_What the task requires_:
Pick out the lines in the listing below that contain the word "devices" and copy them.

**********

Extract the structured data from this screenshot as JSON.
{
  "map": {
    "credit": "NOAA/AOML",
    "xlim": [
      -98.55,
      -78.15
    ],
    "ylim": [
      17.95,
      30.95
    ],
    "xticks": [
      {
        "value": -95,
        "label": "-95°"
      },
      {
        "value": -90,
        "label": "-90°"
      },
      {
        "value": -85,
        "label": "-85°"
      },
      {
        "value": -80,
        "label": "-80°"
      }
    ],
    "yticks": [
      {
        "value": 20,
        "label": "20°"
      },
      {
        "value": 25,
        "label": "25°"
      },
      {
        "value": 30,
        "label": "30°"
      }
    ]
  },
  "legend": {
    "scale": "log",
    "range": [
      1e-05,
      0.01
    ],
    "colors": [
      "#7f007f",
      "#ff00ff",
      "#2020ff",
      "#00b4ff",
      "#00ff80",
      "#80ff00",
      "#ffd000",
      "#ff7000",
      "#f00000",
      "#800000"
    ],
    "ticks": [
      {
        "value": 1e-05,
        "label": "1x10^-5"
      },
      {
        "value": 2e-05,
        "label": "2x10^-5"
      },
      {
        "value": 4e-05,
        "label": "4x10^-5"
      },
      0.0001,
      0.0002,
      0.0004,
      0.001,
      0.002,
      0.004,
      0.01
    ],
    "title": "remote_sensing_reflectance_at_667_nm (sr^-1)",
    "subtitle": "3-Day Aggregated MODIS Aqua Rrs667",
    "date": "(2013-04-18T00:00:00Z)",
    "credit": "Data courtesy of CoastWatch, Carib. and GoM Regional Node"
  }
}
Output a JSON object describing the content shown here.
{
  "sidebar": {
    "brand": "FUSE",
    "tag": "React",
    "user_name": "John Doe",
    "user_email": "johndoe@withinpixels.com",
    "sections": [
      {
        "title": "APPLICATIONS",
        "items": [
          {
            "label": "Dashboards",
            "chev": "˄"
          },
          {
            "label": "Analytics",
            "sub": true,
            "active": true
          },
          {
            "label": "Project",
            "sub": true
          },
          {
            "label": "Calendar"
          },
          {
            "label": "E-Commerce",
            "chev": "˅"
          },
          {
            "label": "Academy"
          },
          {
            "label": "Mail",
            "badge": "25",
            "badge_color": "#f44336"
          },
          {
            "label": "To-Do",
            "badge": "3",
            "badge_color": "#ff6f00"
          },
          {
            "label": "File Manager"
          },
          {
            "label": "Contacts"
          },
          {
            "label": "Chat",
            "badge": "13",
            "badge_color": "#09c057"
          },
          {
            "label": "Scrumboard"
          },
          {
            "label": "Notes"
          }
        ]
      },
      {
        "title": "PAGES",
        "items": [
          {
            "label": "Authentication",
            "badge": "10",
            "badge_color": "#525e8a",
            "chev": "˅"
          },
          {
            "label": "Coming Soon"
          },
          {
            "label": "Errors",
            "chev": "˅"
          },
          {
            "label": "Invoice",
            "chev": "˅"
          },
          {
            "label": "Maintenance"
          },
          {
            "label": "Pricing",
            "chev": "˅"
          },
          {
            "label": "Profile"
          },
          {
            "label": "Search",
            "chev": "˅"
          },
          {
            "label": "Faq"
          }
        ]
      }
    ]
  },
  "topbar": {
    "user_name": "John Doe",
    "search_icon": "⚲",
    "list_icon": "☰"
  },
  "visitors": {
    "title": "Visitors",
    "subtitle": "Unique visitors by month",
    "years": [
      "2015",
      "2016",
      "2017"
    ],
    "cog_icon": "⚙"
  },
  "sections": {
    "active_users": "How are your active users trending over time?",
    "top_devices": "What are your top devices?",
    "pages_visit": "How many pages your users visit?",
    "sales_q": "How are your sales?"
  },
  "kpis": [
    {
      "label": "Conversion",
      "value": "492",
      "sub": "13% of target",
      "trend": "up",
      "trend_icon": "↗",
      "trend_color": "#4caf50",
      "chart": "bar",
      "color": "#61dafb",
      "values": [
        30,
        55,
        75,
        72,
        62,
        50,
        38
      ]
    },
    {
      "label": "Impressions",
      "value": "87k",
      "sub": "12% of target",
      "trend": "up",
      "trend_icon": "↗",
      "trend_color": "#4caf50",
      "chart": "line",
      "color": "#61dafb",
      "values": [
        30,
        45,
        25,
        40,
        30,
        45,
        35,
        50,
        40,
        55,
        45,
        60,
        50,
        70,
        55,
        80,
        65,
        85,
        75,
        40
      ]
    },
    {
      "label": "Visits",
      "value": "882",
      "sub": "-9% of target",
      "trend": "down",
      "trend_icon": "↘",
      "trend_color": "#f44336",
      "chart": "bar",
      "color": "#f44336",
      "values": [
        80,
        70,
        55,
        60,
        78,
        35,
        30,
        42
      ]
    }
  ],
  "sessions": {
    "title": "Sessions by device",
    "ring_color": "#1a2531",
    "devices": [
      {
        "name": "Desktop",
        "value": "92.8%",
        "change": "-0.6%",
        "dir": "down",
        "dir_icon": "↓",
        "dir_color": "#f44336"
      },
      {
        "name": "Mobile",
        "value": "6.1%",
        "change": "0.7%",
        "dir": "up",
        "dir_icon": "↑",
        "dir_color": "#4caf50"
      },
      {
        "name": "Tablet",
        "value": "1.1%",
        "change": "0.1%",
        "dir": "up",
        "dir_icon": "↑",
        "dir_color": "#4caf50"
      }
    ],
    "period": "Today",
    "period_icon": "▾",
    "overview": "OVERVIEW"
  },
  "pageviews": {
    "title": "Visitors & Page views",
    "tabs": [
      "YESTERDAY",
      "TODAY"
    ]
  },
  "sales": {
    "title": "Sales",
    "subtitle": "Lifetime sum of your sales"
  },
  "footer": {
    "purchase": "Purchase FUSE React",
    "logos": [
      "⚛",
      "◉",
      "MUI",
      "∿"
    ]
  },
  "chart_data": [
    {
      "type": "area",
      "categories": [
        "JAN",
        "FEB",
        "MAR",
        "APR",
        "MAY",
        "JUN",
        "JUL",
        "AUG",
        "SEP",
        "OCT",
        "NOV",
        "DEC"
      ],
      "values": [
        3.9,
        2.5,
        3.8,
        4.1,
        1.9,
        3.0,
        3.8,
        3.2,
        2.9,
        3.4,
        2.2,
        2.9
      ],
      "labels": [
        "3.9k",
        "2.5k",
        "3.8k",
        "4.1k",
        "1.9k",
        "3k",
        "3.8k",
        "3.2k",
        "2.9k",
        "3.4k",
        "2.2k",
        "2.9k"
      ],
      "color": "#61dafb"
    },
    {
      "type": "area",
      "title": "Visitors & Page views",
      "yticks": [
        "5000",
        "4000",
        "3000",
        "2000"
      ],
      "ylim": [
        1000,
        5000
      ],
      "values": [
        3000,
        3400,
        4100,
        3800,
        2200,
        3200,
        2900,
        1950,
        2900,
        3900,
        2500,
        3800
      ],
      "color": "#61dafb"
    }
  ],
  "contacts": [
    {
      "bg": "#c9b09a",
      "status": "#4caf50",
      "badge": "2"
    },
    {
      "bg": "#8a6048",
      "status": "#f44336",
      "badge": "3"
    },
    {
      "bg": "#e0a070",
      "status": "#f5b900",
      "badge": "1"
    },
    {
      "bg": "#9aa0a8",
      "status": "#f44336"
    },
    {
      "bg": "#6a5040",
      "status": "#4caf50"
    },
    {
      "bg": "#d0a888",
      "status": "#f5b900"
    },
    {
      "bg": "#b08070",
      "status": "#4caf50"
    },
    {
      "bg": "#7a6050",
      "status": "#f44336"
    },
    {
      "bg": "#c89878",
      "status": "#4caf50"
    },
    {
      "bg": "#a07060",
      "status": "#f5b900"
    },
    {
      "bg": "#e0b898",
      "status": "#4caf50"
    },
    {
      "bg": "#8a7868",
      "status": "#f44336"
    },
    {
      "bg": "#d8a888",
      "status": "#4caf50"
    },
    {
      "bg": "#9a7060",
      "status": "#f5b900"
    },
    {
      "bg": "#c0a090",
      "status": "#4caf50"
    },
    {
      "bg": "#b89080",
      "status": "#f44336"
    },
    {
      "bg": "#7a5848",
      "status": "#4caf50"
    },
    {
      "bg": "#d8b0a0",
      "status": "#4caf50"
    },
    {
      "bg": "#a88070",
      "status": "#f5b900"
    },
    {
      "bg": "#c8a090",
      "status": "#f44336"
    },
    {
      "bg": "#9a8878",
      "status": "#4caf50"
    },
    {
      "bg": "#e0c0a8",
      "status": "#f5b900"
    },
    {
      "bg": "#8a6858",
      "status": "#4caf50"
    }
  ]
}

**********

_Exercise answer_:
    "top_devices": "What are your top devices?",
    "devices": [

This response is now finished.